Supplied records:
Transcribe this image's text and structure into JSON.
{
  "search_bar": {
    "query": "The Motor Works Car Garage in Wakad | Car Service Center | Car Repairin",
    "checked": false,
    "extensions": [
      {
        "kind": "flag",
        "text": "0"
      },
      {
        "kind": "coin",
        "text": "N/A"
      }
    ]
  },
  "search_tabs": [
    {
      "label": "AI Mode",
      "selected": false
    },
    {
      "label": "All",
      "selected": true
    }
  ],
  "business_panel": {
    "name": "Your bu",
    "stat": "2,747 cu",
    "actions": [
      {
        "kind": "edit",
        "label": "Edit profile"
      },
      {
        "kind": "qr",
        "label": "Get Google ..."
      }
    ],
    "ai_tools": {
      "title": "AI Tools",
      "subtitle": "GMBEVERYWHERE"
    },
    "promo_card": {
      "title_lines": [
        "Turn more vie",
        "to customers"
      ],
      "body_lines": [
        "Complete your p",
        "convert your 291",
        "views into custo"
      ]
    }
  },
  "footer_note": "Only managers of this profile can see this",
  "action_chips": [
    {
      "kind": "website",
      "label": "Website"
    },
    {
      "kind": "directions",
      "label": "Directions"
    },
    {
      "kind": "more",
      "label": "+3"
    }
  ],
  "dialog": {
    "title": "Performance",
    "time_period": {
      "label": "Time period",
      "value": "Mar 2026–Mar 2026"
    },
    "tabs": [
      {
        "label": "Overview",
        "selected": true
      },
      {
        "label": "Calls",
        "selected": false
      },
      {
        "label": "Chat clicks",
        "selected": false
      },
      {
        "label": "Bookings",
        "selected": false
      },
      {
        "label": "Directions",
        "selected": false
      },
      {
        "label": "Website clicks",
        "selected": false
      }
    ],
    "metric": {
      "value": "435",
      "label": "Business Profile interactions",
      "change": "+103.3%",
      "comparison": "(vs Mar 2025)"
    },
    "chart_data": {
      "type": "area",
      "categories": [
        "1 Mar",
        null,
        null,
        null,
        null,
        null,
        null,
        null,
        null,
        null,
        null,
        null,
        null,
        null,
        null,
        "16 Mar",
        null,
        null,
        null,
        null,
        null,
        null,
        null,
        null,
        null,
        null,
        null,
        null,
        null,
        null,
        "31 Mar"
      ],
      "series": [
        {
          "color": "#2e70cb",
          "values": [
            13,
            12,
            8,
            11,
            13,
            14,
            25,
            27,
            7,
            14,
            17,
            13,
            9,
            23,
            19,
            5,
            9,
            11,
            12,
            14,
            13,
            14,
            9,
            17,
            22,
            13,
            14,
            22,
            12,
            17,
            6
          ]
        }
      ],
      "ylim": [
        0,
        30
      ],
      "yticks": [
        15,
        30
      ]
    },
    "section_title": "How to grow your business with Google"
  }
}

Exercise instructions: Reproduce the records in full, exactly as written.

Finished task:
Transcribe this image's text and structure into JSON.
{
  "search_bar": {
    "query": "The Motor Works Car Garage in Wakad | Car Service Center | Car Repairin",
    "checked": false,
    "extensions": [
      {
        "kind": "flag",
        "text": "0"
      },
      {
        "kind": "coin",
        "text": "N/A"
      }
    ]
  },
  "search_tabs": [
    {
      "label": "AI Mode",
      "selected": false
    },
    {
      "label": "All",
      "selected": true
    }
  ],
  "business_panel": {
    "name": "Your bu",
    "stat": "2,747 cu",
    "actions": [
      {
        "kind": "edit",
        "label": "Edit profile"
      },
      {
        "kind": "qr",
        "label": "Get Google ..."
      }
    ],
    "ai_tools": {
      "title": "AI Tools",
      "subtitle": "GMBEVERYWHERE"
    },
    "promo_card": {
      "title_lines": [
        "Turn more vie",
        "to customers"
      ],
      "body_lines": [
        "Complete your p",
        "convert your 291",
        "views into custo"
      ]
    }
  },
  "footer_note": "Only managers of this profile can see this",
  "action_chips": [
    {
      "kind": "website",
      "label": "Website"
    },
    {
      "kind": "directions",
      "label": "Directions"
    },
    {
      "kind": "more",
      "label": "+3"
    }
  ],
  "dialog": {
    "title": "Performance",
    "time_period": {
      "label": "Time period",
      "value": "Mar 2026–Mar 2026"
    },
    "tabs": [
      {
        "label": "Overview",
        "selected": true
      },
      {
        "label": "Calls",
        "selected": false
      },
      {
        "label": "Chat clicks",
        "selected": false
      },
      {
        "label": "Bookings",
        "selected": false
      },
      {
        "label": "Directions",
        "selected": false
      },
      {
        "label": "Website clicks",
        "selected": false
      }
    ],
    "metric": {
      "value": "435",
      "label": "Business Profile interactions",
      "change": "+103.3%",
      "comparison": "(vs Mar 2025)"
    },
    "chart_data": {
      "type": "area",
      "categories": [
        "1 Mar",
        null,
        null,
        null,
        null,
        null,
        null,
        null,
        null,
        null,
        null,
        null,
        null,
        null,
        null,
        "16 Mar",
        null,
        null,
        null,
        null,
        null,
        null,
        null,
        null,
        null,
        null,
        null,
        null,
        null,
        null,
        "31 Mar"
      ],
      "series": [
        {
          "color": "#2e70cb",
          "values": [
            13,
            12,
            8,
            11,
            13,
            14,
            25,
            27,
            7,
            14,
            17,
            13,
            9,
            23,
            19,
            5,
            9,
            11,
            12,
            14,
            13,
            14,
            9,
            17,
            22,
            13,
            14,
            22,
            12,
            17,
            6
          ]
        }
      ],
      "ylim": [
        0,
        30
      ],
      "yticks": [
        15,
        30
      ]
    },
    "section_title": "How to grow your business with Google"
  }
}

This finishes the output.